Records follow. Select each line holding "ярко".

□ □ □ □ □ □ □

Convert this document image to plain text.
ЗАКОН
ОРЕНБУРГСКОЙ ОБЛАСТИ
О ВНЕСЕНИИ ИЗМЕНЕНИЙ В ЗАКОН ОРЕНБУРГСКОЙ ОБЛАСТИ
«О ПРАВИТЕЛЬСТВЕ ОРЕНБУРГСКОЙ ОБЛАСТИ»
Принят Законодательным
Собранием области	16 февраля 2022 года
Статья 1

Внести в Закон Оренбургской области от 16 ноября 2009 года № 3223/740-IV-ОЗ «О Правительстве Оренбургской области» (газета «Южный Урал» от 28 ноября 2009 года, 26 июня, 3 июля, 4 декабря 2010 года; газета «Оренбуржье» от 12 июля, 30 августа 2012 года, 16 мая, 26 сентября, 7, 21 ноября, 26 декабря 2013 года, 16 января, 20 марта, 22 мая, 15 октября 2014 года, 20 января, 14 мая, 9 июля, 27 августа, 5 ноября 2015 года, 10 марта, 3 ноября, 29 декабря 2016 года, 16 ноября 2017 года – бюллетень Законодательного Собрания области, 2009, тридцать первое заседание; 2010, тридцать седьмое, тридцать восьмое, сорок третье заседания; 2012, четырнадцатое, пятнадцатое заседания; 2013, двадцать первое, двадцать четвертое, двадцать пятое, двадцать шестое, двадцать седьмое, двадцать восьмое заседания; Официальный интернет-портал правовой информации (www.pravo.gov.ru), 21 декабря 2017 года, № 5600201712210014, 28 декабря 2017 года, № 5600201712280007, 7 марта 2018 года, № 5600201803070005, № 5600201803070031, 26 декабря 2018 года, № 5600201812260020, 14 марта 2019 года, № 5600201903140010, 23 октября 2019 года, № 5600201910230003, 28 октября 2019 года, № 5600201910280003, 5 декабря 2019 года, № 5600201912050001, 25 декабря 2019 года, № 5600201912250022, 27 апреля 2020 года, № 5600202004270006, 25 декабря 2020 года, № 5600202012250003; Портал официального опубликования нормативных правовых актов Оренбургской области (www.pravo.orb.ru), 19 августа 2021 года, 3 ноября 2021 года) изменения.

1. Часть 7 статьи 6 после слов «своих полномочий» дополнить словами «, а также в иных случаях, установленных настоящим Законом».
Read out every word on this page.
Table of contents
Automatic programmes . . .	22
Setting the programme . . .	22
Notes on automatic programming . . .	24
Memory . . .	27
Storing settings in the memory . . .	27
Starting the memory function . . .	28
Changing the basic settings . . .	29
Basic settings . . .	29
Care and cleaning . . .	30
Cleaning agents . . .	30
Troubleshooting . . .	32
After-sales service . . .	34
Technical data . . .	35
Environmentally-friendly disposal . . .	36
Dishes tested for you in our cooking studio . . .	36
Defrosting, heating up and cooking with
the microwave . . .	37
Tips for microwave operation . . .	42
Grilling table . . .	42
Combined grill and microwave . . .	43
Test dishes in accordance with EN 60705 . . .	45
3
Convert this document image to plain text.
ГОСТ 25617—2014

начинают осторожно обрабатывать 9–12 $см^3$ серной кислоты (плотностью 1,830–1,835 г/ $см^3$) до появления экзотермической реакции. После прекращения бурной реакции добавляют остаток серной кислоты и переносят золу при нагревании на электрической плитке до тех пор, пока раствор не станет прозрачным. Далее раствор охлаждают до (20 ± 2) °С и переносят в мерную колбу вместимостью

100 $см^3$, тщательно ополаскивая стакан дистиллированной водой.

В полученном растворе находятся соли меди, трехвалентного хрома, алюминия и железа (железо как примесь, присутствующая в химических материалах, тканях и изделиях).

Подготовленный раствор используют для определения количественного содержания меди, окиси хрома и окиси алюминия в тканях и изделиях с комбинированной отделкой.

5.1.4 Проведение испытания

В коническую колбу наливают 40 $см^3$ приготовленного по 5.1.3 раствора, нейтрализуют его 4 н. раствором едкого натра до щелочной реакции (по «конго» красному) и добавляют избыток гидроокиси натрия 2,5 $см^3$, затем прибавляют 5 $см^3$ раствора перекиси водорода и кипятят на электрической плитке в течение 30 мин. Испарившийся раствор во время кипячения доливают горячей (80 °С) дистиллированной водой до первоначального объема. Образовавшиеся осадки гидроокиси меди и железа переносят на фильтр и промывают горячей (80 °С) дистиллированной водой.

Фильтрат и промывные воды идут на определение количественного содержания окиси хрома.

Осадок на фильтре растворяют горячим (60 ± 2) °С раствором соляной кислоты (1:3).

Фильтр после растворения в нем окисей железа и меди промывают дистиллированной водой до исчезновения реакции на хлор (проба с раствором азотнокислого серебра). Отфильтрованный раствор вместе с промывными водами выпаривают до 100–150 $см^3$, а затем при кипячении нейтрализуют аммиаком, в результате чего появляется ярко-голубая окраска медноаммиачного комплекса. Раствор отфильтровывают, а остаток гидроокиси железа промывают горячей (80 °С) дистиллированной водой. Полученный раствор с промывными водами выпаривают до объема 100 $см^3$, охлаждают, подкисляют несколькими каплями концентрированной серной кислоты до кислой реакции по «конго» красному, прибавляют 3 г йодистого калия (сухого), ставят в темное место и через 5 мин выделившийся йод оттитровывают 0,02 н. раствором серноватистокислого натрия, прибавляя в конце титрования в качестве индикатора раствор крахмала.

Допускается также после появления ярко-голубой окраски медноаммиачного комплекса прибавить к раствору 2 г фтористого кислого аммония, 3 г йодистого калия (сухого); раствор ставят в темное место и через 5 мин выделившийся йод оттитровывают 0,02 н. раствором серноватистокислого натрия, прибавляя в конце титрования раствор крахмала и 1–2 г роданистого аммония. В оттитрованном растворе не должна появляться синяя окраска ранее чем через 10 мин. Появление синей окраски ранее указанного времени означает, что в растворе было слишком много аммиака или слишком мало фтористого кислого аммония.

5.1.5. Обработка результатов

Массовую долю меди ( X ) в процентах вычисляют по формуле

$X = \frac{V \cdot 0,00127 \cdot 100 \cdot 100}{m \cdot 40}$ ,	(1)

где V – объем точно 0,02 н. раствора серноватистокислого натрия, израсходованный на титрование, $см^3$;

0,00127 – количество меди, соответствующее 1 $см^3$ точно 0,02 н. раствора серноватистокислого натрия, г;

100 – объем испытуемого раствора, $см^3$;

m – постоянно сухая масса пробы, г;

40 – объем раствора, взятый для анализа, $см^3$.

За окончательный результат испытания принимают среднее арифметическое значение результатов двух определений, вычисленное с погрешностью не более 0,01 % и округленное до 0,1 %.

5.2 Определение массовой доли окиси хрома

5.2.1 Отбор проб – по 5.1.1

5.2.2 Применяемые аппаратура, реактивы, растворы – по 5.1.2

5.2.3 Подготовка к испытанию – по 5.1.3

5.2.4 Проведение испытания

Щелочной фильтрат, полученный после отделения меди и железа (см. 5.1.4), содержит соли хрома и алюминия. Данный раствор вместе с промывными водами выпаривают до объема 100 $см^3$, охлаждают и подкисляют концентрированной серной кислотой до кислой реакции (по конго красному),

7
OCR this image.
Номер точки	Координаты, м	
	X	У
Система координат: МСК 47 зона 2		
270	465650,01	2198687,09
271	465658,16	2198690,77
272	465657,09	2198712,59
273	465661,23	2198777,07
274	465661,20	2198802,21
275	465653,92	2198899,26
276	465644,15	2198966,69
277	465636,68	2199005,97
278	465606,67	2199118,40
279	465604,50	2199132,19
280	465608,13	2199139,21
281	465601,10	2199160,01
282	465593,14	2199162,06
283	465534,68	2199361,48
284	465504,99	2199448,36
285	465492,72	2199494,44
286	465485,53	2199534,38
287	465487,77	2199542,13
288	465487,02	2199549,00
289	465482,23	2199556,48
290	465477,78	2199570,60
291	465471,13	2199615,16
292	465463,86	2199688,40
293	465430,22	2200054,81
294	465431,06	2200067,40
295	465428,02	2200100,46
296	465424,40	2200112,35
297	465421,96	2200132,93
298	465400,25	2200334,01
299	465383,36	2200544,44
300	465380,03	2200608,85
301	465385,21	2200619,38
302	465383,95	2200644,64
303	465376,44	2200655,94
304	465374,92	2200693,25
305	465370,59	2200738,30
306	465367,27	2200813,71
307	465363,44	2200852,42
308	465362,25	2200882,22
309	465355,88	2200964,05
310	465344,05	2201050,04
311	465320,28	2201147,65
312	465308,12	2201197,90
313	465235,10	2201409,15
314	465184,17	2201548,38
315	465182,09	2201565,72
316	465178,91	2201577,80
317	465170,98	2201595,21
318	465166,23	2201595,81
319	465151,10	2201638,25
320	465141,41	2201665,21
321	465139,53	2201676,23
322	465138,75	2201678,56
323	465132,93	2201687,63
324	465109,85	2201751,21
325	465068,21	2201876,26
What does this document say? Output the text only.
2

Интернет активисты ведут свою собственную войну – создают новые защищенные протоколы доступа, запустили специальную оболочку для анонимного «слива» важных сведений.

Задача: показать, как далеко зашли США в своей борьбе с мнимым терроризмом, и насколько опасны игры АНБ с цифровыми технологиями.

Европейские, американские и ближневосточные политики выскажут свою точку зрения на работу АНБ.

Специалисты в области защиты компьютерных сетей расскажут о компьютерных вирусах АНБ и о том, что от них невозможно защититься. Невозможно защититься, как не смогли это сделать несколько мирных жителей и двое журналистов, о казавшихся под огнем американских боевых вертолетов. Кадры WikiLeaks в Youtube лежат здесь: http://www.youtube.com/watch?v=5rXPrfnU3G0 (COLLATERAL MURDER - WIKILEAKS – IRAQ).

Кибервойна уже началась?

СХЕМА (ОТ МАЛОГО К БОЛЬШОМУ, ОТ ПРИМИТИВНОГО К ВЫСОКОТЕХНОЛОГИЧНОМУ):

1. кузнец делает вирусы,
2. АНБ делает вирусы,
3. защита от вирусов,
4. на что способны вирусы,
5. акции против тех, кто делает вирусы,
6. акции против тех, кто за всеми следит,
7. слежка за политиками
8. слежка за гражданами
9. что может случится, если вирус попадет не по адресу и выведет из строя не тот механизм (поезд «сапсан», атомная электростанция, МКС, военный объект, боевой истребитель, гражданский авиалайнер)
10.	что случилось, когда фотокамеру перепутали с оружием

□ □ □ □ □ □ □

Problem solution:
Фильтр после растворения в нем окисей железа и меди промывают дистиллированной водой до исчезновения реакции на хлор (проба с раствором азотнокислого серебра). Отфильтрованный раствор вместе с промывными водами выпаривают до 100–150 $см^3$, а затем при кипячении нейтрализуют аммиаком, в результате чего появляется ярко-голубая окраска медноаммиачного комплекса. Раствор отфильтровывают, а остаток гидроокиси железа промывают горячей (80 °С) дистиллированной водой. Полученный раствор с промывными водами выпаривают до объема 100 $см^3$, охлаждают, подкисляют несколькими каплями концентрированной серной кислоты до кислой реакции по «конго» красному, прибавляют 3 г йодистого калия (сухого), ставят в темное место и через 5 мин выделившийся йод оттитровывают 0,02 н. раствором серноватистокислого натрия, прибавляя в конце титрования в качестве индикатора раствор крахмала.
Допускается также после появления ярко-голубой окраски медноаммиачного комплекса прибавить к раствору 2 г фтористого кислого аммония, 3 г йодистого калия (сухого); раствор ставят в темное место и через 5 мин выделившийся йод оттитровывают 0,02 н. раствором серноватистокислого натрия, прибавляя в конце титрования раствор крахмала и 1–2 г роданистого аммония. В оттитрованном растворе не должна появляться синяя окраска ранее чем через 10 мин. Появление синей окраски ранее указанного времени означает, что в растворе было слишком много аммиака или слишком мало фтористого кислого аммония.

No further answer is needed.